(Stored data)
>>>>
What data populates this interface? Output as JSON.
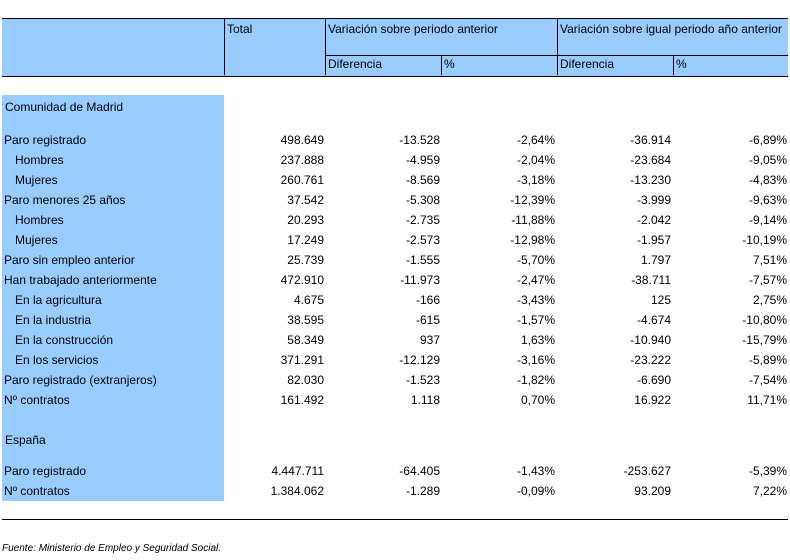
{
  "header": {
    "total": "Total",
    "group1": "Variación sobre periodo anterior",
    "group2": "Variación sobre igual periodo año anterior",
    "sub_dif1": "Diferencia",
    "sub_pct1": "%",
    "sub_dif2": "Diferencia",
    "sub_pct2": "%"
  },
  "sections": [
    {
      "title": "Comunidad de Madrid",
      "rows": [
        {
          "label": "Paro registrado",
          "indent": false,
          "total": "498.649",
          "dif1": "-13.528",
          "pct1": "-2,64%",
          "dif2": "-36.914",
          "pct2": "-6,89%"
        },
        {
          "label": "Hombres",
          "indent": true,
          "total": "237.888",
          "dif1": "-4.959",
          "pct1": "-2,04%",
          "dif2": "-23.684",
          "pct2": "-9,05%"
        },
        {
          "label": "Mujeres",
          "indent": true,
          "total": "260.761",
          "dif1": "-8.569",
          "pct1": "-3,18%",
          "dif2": "-13.230",
          "pct2": "-4,83%"
        },
        {
          "label": "Paro menores 25 años",
          "indent": false,
          "total": "37.542",
          "dif1": "-5.308",
          "pct1": "-12,39%",
          "dif2": "-3.999",
          "pct2": "-9,63%"
        },
        {
          "label": "Hombres",
          "indent": true,
          "total": "20.293",
          "dif1": "-2.735",
          "pct1": "-11,88%",
          "dif2": "-2.042",
          "pct2": "-9,14%"
        },
        {
          "label": "Mujeres",
          "indent": true,
          "total": "17.249",
          "dif1": "-2.573",
          "pct1": "-12,98%",
          "dif2": "-1.957",
          "pct2": "-10,19%"
        },
        {
          "label": "Paro sin empleo anterior",
          "indent": false,
          "total": "25.739",
          "dif1": "-1.555",
          "pct1": "-5,70%",
          "dif2": "1.797",
          "pct2": "7,51%"
        },
        {
          "label": "Han trabajado anteriormente",
          "indent": false,
          "total": "472.910",
          "dif1": "-11.973",
          "pct1": "-2,47%",
          "dif2": "-38.711",
          "pct2": "-7,57%"
        },
        {
          "label": "En la agricultura",
          "indent": true,
          "total": "4.675",
          "dif1": "-166",
          "pct1": "-3,43%",
          "dif2": "125",
          "pct2": "2,75%"
        },
        {
          "label": "En la industria",
          "indent": true,
          "total": "38.595",
          "dif1": "-615",
          "pct1": "-1,57%",
          "dif2": "-4.674",
          "pct2": "-10,80%"
        },
        {
          "label": "En la construcción",
          "indent": true,
          "total": "58.349",
          "dif1": "937",
          "pct1": "1,63%",
          "dif2": "-10.940",
          "pct2": "-15,79%"
        },
        {
          "label": "En los servicios",
          "indent": true,
          "total": "371.291",
          "dif1": "-12.129",
          "pct1": "-3,16%",
          "dif2": "-23.222",
          "pct2": "-5,89%"
        },
        {
          "label": "Paro registrado (extranjeros)",
          "indent": false,
          "total": "82.030",
          "dif1": "-1.523",
          "pct1": "-1,82%",
          "dif2": "-6.690",
          "pct2": "-7,54%"
        },
        {
          "label": "Nº contratos",
          "indent": false,
          "total": "161.492",
          "dif1": "1.118",
          "pct1": "0,70%",
          "dif2": "16.922",
          "pct2": "11,71%"
        }
      ]
    },
    {
      "title": "España",
      "rows": [
        {
          "label": "Paro registrado",
          "indent": false,
          "total": "4.447.711",
          "dif1": "-64.405",
          "pct1": "-1,43%",
          "dif2": "-253.627",
          "pct2": "-5,39%"
        },
        {
          "label": "Nº contratos",
          "indent": false,
          "total": "1.384.062",
          "dif1": "-1.289",
          "pct1": "-0,09%",
          "dif2": "93.209",
          "pct2": "7,22%"
        }
      ]
    }
  ],
  "footer": {
    "source": "Fuente: Ministerio de Empleo y Seguridad Social."
  },
  "colors": {
    "header_bg": "#99ccff",
    "label_bg": "#99ccff"
  }
}
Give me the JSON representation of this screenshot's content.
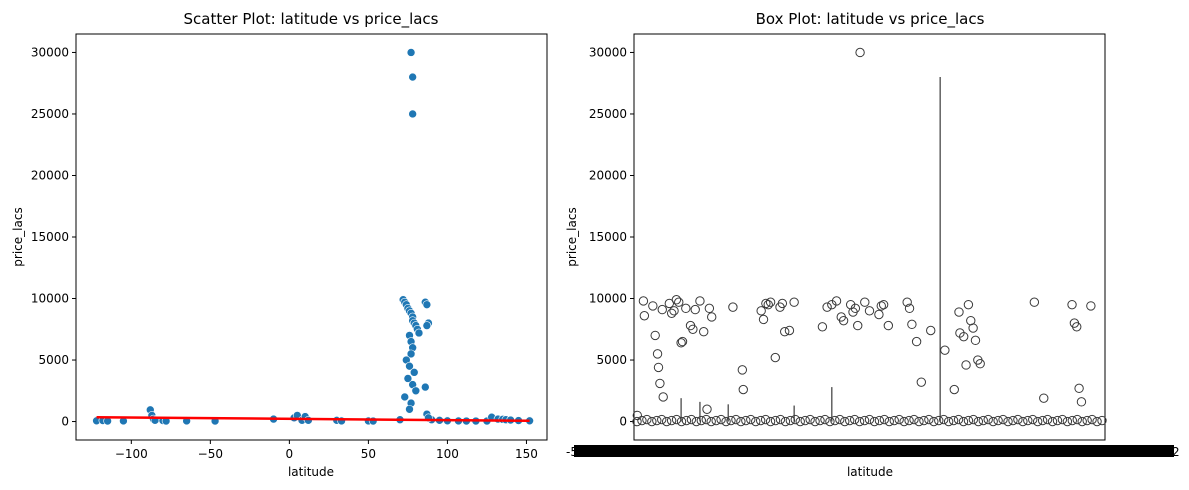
{
  "chart_data": [
    {
      "type": "scatter",
      "title": "Scatter Plot: latitude vs price_lacs",
      "xlabel": "latitude",
      "ylabel": "price_lacs",
      "xlim": [
        -135,
        163
      ],
      "ylim": [
        -1500,
        31500
      ],
      "x_ticks": [
        -100,
        -50,
        0,
        50,
        100,
        150
      ],
      "y_ticks": [
        0,
        5000,
        10000,
        15000,
        20000,
        25000,
        30000
      ],
      "grid": false,
      "point_color": "#1f77b4",
      "trend_color": "#ff0000",
      "series": [
        {
          "x": [
            -122,
            -118,
            -115,
            -105,
            -88,
            -87,
            -86,
            -85,
            -80,
            -78,
            -65,
            -47,
            -10,
            3,
            5,
            8,
            10,
            12,
            30,
            33,
            50,
            53,
            70,
            72,
            73,
            74,
            75,
            76,
            77,
            78,
            78,
            79,
            80,
            81,
            82,
            86,
            87,
            88,
            90,
            95,
            100,
            107,
            112,
            118,
            125,
            128,
            132,
            135,
            137,
            140,
            145,
            152,
            76,
            77,
            78,
            77,
            74,
            76,
            79,
            75,
            78,
            80,
            73,
            77,
            76,
            86,
            87,
            87,
            88,
            77,
            78,
            78
          ],
          "y": [
            60,
            80,
            40,
            50,
            950,
            500,
            200,
            100,
            80,
            40,
            50,
            40,
            200,
            300,
            500,
            100,
            400,
            100,
            100,
            50,
            50,
            40,
            150,
            9900,
            9700,
            9500,
            9200,
            9000,
            8800,
            8500,
            8200,
            8000,
            7800,
            7500,
            7200,
            9700,
            9500,
            8000,
            150,
            100,
            60,
            50,
            40,
            40,
            40,
            350,
            200,
            180,
            150,
            120,
            80,
            60,
            7000,
            6500,
            6000,
            5500,
            5000,
            4500,
            4000,
            3500,
            3000,
            2500,
            2000,
            1500,
            1000,
            2800,
            7800,
            600,
            300,
            30000,
            28000,
            25000
          ]
        }
      ],
      "trend_line": {
        "x": [
          -122,
          152
        ],
        "y": [
          350,
          60
        ]
      }
    },
    {
      "type": "box",
      "title": "Box Plot: latitude vs price_lacs",
      "xlabel": "latitude",
      "ylabel": "price_lacs",
      "ylim": [
        -1500,
        31500
      ],
      "y_ticks": [
        0,
        5000,
        10000,
        15000,
        20000,
        25000,
        30000
      ],
      "x_tick_left_fragment": "-5",
      "x_tick_right_fragment": "2",
      "grid": false,
      "marker_color": "#3a3a3a",
      "outliers": [
        {
          "x_frac": 0.007,
          "y": 500
        },
        {
          "x_frac": 0.02,
          "y": 9800
        },
        {
          "x_frac": 0.022,
          "y": 8600
        },
        {
          "x_frac": 0.04,
          "y": 9400
        },
        {
          "x_frac": 0.045,
          "y": 7000
        },
        {
          "x_frac": 0.05,
          "y": 5500
        },
        {
          "x_frac": 0.052,
          "y": 4400
        },
        {
          "x_frac": 0.055,
          "y": 3100
        },
        {
          "x_frac": 0.06,
          "y": 9100
        },
        {
          "x_frac": 0.062,
          "y": 2000
        },
        {
          "x_frac": 0.075,
          "y": 9600
        },
        {
          "x_frac": 0.08,
          "y": 8800
        },
        {
          "x_frac": 0.085,
          "y": 9000
        },
        {
          "x_frac": 0.09,
          "y": 9900
        },
        {
          "x_frac": 0.095,
          "y": 9700
        },
        {
          "x_frac": 0.1,
          "y": 6400
        },
        {
          "x_frac": 0.103,
          "y": 6500
        },
        {
          "x_frac": 0.11,
          "y": 9200
        },
        {
          "x_frac": 0.12,
          "y": 7800
        },
        {
          "x_frac": 0.125,
          "y": 7500
        },
        {
          "x_frac": 0.13,
          "y": 9100
        },
        {
          "x_frac": 0.14,
          "y": 9800
        },
        {
          "x_frac": 0.148,
          "y": 7300
        },
        {
          "x_frac": 0.155,
          "y": 1000
        },
        {
          "x_frac": 0.16,
          "y": 9200
        },
        {
          "x_frac": 0.165,
          "y": 8500
        },
        {
          "x_frac": 0.21,
          "y": 9300
        },
        {
          "x_frac": 0.23,
          "y": 4200
        },
        {
          "x_frac": 0.232,
          "y": 2600
        },
        {
          "x_frac": 0.27,
          "y": 9000
        },
        {
          "x_frac": 0.275,
          "y": 8300
        },
        {
          "x_frac": 0.28,
          "y": 9600
        },
        {
          "x_frac": 0.285,
          "y": 9500
        },
        {
          "x_frac": 0.29,
          "y": 9700
        },
        {
          "x_frac": 0.3,
          "y": 5200
        },
        {
          "x_frac": 0.31,
          "y": 9300
        },
        {
          "x_frac": 0.315,
          "y": 9600
        },
        {
          "x_frac": 0.32,
          "y": 7300
        },
        {
          "x_frac": 0.33,
          "y": 7400
        },
        {
          "x_frac": 0.34,
          "y": 9700
        },
        {
          "x_frac": 0.4,
          "y": 7700
        },
        {
          "x_frac": 0.41,
          "y": 9300
        },
        {
          "x_frac": 0.42,
          "y": 9500
        },
        {
          "x_frac": 0.43,
          "y": 9800
        },
        {
          "x_frac": 0.44,
          "y": 8500
        },
        {
          "x_frac": 0.445,
          "y": 8200
        },
        {
          "x_frac": 0.46,
          "y": 9500
        },
        {
          "x_frac": 0.465,
          "y": 8900
        },
        {
          "x_frac": 0.47,
          "y": 9200
        },
        {
          "x_frac": 0.475,
          "y": 7800
        },
        {
          "x_frac": 0.48,
          "y": 30000
        },
        {
          "x_frac": 0.49,
          "y": 9700
        },
        {
          "x_frac": 0.5,
          "y": 9000
        },
        {
          "x_frac": 0.52,
          "y": 8700
        },
        {
          "x_frac": 0.525,
          "y": 9400
        },
        {
          "x_frac": 0.53,
          "y": 9500
        },
        {
          "x_frac": 0.54,
          "y": 7800
        },
        {
          "x_frac": 0.58,
          "y": 9700
        },
        {
          "x_frac": 0.585,
          "y": 9200
        },
        {
          "x_frac": 0.59,
          "y": 7900
        },
        {
          "x_frac": 0.6,
          "y": 6500
        },
        {
          "x_frac": 0.61,
          "y": 3200
        },
        {
          "x_frac": 0.63,
          "y": 7400
        },
        {
          "x_frac": 0.66,
          "y": 5800
        },
        {
          "x_frac": 0.68,
          "y": 2600
        },
        {
          "x_frac": 0.69,
          "y": 8900
        },
        {
          "x_frac": 0.692,
          "y": 7200
        },
        {
          "x_frac": 0.7,
          "y": 6900
        },
        {
          "x_frac": 0.705,
          "y": 4600
        },
        {
          "x_frac": 0.71,
          "y": 9500
        },
        {
          "x_frac": 0.715,
          "y": 8200
        },
        {
          "x_frac": 0.72,
          "y": 7600
        },
        {
          "x_frac": 0.725,
          "y": 6600
        },
        {
          "x_frac": 0.73,
          "y": 5000
        },
        {
          "x_frac": 0.735,
          "y": 4700
        },
        {
          "x_frac": 0.85,
          "y": 9700
        },
        {
          "x_frac": 0.87,
          "y": 1900
        },
        {
          "x_frac": 0.93,
          "y": 9500
        },
        {
          "x_frac": 0.935,
          "y": 8000
        },
        {
          "x_frac": 0.94,
          "y": 7700
        },
        {
          "x_frac": 0.945,
          "y": 2700
        },
        {
          "x_frac": 0.95,
          "y": 1600
        },
        {
          "x_frac": 0.97,
          "y": 9400
        }
      ],
      "whiskers": [
        {
          "x_frac": 0.1,
          "y_low": 0,
          "y_high": 1900
        },
        {
          "x_frac": 0.14,
          "y_low": 0,
          "y_high": 1600
        },
        {
          "x_frac": 0.2,
          "y_low": 0,
          "y_high": 1400
        },
        {
          "x_frac": 0.34,
          "y_low": 0,
          "y_high": 1300
        },
        {
          "x_frac": 0.42,
          "y_low": 0,
          "y_high": 2800
        },
        {
          "x_frac": 0.65,
          "y_low": 0,
          "y_high": 28000
        }
      ]
    }
  ]
}
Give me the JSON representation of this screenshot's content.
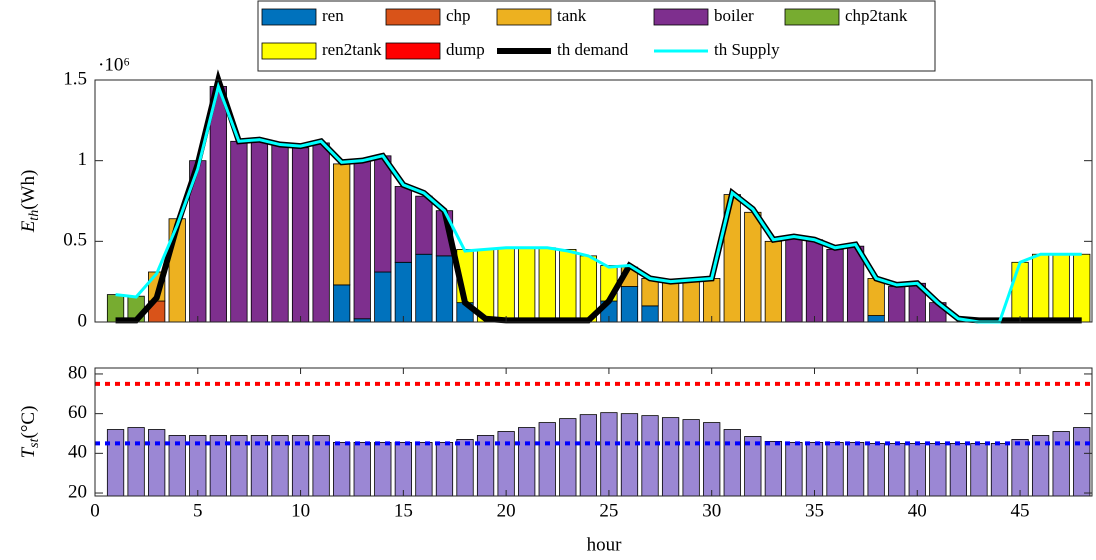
{
  "chart_data": [
    {
      "type": "bar",
      "stacked": true,
      "legend": "top-center",
      "y_exponent_label": "·10⁶",
      "ylabel": {
        "main": "E",
        "sub": "th",
        "rest": "(Wh)"
      },
      "x": [
        1,
        2,
        3,
        4,
        5,
        6,
        7,
        8,
        9,
        10,
        11,
        12,
        13,
        14,
        15,
        16,
        17,
        18,
        19,
        20,
        21,
        22,
        23,
        24,
        25,
        26,
        27,
        28,
        29,
        30,
        31,
        32,
        33,
        34,
        35,
        36,
        37,
        38,
        39,
        40,
        41,
        42,
        43,
        44,
        45,
        46,
        47,
        48
      ],
      "xlim": [
        0,
        48.5
      ],
      "ylim": [
        0,
        1.5
      ],
      "yticks": [
        0,
        0.5,
        1,
        1.5
      ],
      "series": [
        {
          "name": "ren",
          "type": "bar",
          "color": "#0072bd",
          "values": [
            0,
            0,
            0,
            0,
            0,
            0,
            0,
            0,
            0,
            0,
            0,
            0.23,
            0.02,
            0.31,
            0.37,
            0.42,
            0.41,
            0.12,
            0,
            0,
            0,
            0,
            0,
            0,
            0.13,
            0.22,
            0.1,
            0,
            0,
            0,
            0,
            0,
            0,
            0,
            0,
            0,
            0,
            0.04,
            0,
            0,
            0,
            0,
            0,
            0,
            0,
            0,
            0,
            0
          ]
        },
        {
          "name": "chp",
          "type": "bar",
          "color": "#d95319",
          "values": [
            0,
            0,
            0.13,
            0,
            0,
            0,
            0,
            0,
            0,
            0,
            0,
            0,
            0,
            0,
            0,
            0,
            0,
            0,
            0,
            0,
            0,
            0,
            0,
            0,
            0,
            0,
            0,
            0,
            0,
            0,
            0,
            0,
            0,
            0,
            0,
            0,
            0,
            0,
            0,
            0,
            0,
            0,
            0,
            0,
            0,
            0,
            0,
            0
          ]
        },
        {
          "name": "tank",
          "type": "bar",
          "color": "#edb120",
          "values": [
            0,
            0,
            0.18,
            0.64,
            0,
            0,
            0,
            0,
            0,
            0,
            0,
            0.75,
            0,
            0,
            0,
            0,
            0,
            0,
            0,
            0,
            0,
            0,
            0,
            0,
            0,
            0.12,
            0.17,
            0.25,
            0.26,
            0.27,
            0.79,
            0.68,
            0.5,
            0,
            0,
            0,
            0,
            0.23,
            0,
            0,
            0,
            0,
            0,
            0,
            0,
            0,
            0,
            0
          ]
        },
        {
          "name": "boiler",
          "type": "bar",
          "color": "#7e2f8e",
          "values": [
            0,
            0,
            0,
            0,
            1.0,
            1.46,
            1.12,
            1.13,
            1.1,
            1.08,
            1.11,
            0,
            0.98,
            0.72,
            0.47,
            0.36,
            0.28,
            0,
            0,
            0,
            0,
            0,
            0,
            0,
            0,
            0,
            0,
            0,
            0,
            0,
            0,
            0,
            0,
            0.52,
            0.51,
            0.45,
            0.47,
            0,
            0.22,
            0.24,
            0.12,
            0,
            0,
            0,
            0,
            0,
            0,
            0
          ]
        },
        {
          "name": "chp2tank",
          "type": "bar",
          "color": "#77ac30",
          "values": [
            0.17,
            0.16,
            0,
            0,
            0,
            0,
            0,
            0,
            0,
            0,
            0,
            0,
            0,
            0,
            0,
            0,
            0,
            0,
            0,
            0,
            0,
            0,
            0,
            0,
            0,
            0,
            0,
            0,
            0,
            0,
            0,
            0,
            0,
            0,
            0,
            0,
            0,
            0,
            0,
            0,
            0,
            0,
            0,
            0,
            0,
            0,
            0,
            0
          ]
        },
        {
          "name": "ren2tank",
          "type": "bar",
          "color": "#ffff00",
          "values": [
            0,
            0,
            0,
            0,
            0,
            0,
            0,
            0,
            0,
            0,
            0,
            0,
            0,
            0,
            0,
            0,
            0,
            0.33,
            0.45,
            0.46,
            0.46,
            0.46,
            0.45,
            0.41,
            0.22,
            0,
            0,
            0,
            0,
            0,
            0,
            0,
            0,
            0,
            0,
            0,
            0,
            0,
            0,
            0,
            0,
            0,
            0,
            0,
            0.37,
            0.42,
            0.42,
            0.42
          ]
        },
        {
          "name": "dump",
          "type": "bar",
          "color": "#ff0000",
          "values": [
            0,
            0,
            0,
            0,
            0,
            0,
            0,
            0,
            0,
            0,
            0,
            0,
            0,
            0,
            0,
            0,
            0,
            0,
            0,
            0,
            0,
            0,
            0,
            0,
            0,
            0,
            0,
            0,
            0,
            0,
            0,
            0,
            0,
            0,
            0,
            0,
            0,
            0,
            0,
            0,
            0,
            0,
            0,
            0,
            0,
            0,
            0,
            0
          ]
        },
        {
          "name": "th demand",
          "type": "line",
          "width": 6,
          "color": "#000000",
          "values": [
            0.01,
            0.01,
            0.15,
            0.6,
            0.98,
            1.5,
            1.12,
            1.13,
            1.1,
            1.09,
            1.12,
            0.99,
            1.0,
            1.03,
            0.85,
            0.8,
            0.69,
            0.12,
            0.02,
            0.01,
            0.01,
            0.01,
            0.01,
            0.01,
            0.13,
            0.35,
            0.27,
            0.25,
            0.26,
            0.27,
            0.8,
            0.7,
            0.51,
            0.53,
            0.51,
            0.46,
            0.48,
            0.27,
            0.23,
            0.24,
            0.12,
            0.02,
            0.01,
            0.01,
            0.01,
            0.01,
            0.01,
            0.01
          ]
        },
        {
          "name": "th Supply",
          "type": "line",
          "width": 3,
          "color": "#00ffff",
          "values": [
            0.17,
            0.155,
            0.3,
            0.6,
            0.95,
            1.46,
            1.12,
            1.13,
            1.1,
            1.09,
            1.12,
            0.99,
            1.0,
            1.03,
            0.85,
            0.8,
            0.69,
            0.44,
            0.45,
            0.46,
            0.46,
            0.46,
            0.44,
            0.41,
            0.34,
            0.35,
            0.27,
            0.25,
            0.26,
            0.27,
            0.8,
            0.7,
            0.51,
            0.53,
            0.51,
            0.46,
            0.48,
            0.27,
            0.23,
            0.24,
            0.12,
            0.02,
            0.0,
            0.0,
            0.37,
            0.42,
            0.42,
            0.42
          ]
        }
      ]
    },
    {
      "type": "bar",
      "ylabel": {
        "main": "T",
        "sub": "st",
        "rest": "(°C)"
      },
      "xlabel": "hour",
      "x": [
        1,
        2,
        3,
        4,
        5,
        6,
        7,
        8,
        9,
        10,
        11,
        12,
        13,
        14,
        15,
        16,
        17,
        18,
        19,
        20,
        21,
        22,
        23,
        24,
        25,
        26,
        27,
        28,
        29,
        30,
        31,
        32,
        33,
        34,
        35,
        36,
        37,
        38,
        39,
        40,
        41,
        42,
        43,
        44,
        45,
        46,
        47,
        48
      ],
      "values": [
        52,
        53,
        52,
        49,
        49,
        49,
        49,
        49,
        49,
        49,
        49,
        45.5,
        45.5,
        45.5,
        45.5,
        45.5,
        45.5,
        47,
        49,
        51,
        53,
        55.5,
        57.5,
        59.5,
        60.5,
        60,
        59,
        58,
        57,
        55.5,
        52,
        48.5,
        46,
        45.5,
        45.5,
        45.5,
        45.5,
        45,
        45,
        45,
        45,
        45,
        45,
        45,
        47,
        49,
        51,
        53
      ],
      "color": "#9b87d4",
      "xlim": [
        0,
        48.5
      ],
      "xticks": [
        0,
        5,
        10,
        15,
        20,
        25,
        30,
        35,
        40,
        45
      ],
      "ylim": [
        18.5,
        83
      ],
      "yticks": [
        20,
        40,
        60,
        80
      ],
      "reference_lines": [
        {
          "value": 75,
          "color": "#ff0000"
        },
        {
          "value": 45,
          "color": "#0000ff"
        }
      ]
    }
  ]
}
<<<<
Which lines include the word "sobre"? Copy every one of them.

    "group1": "Variación sobre periodo anterior",
    "group2": "Variación sobre igual periodo año anterior",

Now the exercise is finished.